▶ What to do:
Output all of the data below exactly as given.

** start Source data **

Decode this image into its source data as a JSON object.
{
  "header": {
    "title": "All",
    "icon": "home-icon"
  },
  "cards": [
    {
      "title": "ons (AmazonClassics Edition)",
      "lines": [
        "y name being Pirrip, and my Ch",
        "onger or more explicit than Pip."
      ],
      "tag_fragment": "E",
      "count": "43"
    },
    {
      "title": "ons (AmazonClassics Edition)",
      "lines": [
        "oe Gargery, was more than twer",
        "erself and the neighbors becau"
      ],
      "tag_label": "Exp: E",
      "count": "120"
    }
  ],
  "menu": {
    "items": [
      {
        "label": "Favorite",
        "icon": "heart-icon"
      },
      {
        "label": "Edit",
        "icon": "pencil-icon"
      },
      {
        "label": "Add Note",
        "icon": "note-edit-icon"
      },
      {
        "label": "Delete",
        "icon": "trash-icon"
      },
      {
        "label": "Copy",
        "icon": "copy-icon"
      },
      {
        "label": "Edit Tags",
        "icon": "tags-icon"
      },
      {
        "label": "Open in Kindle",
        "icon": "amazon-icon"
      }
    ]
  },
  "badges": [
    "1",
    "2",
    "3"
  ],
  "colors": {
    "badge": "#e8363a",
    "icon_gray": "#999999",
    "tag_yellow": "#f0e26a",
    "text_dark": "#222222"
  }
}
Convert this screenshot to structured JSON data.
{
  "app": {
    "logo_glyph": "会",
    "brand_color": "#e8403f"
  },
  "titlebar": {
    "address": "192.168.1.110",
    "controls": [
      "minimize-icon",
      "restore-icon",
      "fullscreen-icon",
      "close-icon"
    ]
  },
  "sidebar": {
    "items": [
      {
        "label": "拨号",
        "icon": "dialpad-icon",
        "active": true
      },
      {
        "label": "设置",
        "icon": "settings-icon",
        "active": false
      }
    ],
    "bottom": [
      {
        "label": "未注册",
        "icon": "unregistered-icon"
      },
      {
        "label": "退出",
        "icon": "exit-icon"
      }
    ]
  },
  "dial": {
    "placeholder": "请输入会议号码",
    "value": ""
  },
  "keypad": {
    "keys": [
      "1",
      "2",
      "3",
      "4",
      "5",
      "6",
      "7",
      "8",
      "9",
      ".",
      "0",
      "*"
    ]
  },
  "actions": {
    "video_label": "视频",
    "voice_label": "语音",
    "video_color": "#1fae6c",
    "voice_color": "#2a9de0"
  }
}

** end Source data **

▶ Exercise solution:
Decode this image into its source data as a JSON object.
{
  "header": {
    "title": "All",
    "icon": "home-icon"
  },
  "cards": [
    {
      "title": "ons (AmazonClassics Edition)",
      "lines": [
        "y name being Pirrip, and my Ch",
        "onger or more explicit than Pip."
      ],
      "tag_fragment": "E",
      "count": "43"
    },
    {
      "title": "ons (AmazonClassics Edition)",
      "lines": [
        "oe Gargery, was more than twer",
        "erself and the neighbors becau"
      ],
      "tag_label": "Exp: E",
      "count": "120"
    }
  ],
  "menu": {
    "items": [
      {
        "label": "Favorite",
        "icon": "heart-icon"
      },
      {
        "label": "Edit",
        "icon": "pencil-icon"
      },
      {
        "label": "Add Note",
        "icon": "note-edit-icon"
      },
      {
        "label": "Delete",
        "icon": "trash-icon"
      },
      {
        "label": "Copy",
        "icon": "copy-icon"
      },
      {
        "label": "Edit Tags",
        "icon": "tags-icon"
      },
      {
        "label": "Open in Kindle",
        "icon": "amazon-icon"
      }
    ]
  },
  "badges": [
    "1",
    "2",
    "3"
  ],
  "colors": {
    "badge": "#e8363a",
    "icon_gray": "#999999",
    "tag_yellow": "#f0e26a",
    "text_dark": "#222222"
  }
}
Convert this screenshot to structured JSON data.
{
  "app": {
    "logo_glyph": "会",
    "brand_color": "#e8403f"
  },
  "titlebar": {
    "address": "192.168.1.110",
    "controls": [
      "minimize-icon",
      "restore-icon",
      "fullscreen-icon",
      "close-icon"
    ]
  },
  "sidebar": {
    "items": [
      {
        "label": "拨号",
        "icon": "dialpad-icon",
        "active": true
      },
      {
        "label": "设置",
        "icon": "settings-icon",
        "active": false
      }
    ],
    "bottom": [
      {
        "label": "未注册",
        "icon": "unregistered-icon"
      },
      {
        "label": "退出",
        "icon": "exit-icon"
      }
    ]
  },
  "dial": {
    "placeholder": "请输入会议号码",
    "value": ""
  },
  "keypad": {
    "keys": [
      "1",
      "2",
      "3",
      "4",
      "5",
      "6",
      "7",
      "8",
      "9",
      ".",
      "0",
      "*"
    ]
  },
  "actions": {
    "video_label": "视频",
    "voice_label": "语音",
    "video_color": "#1fae6c",
    "voice_color": "#2a9de0"
  }
}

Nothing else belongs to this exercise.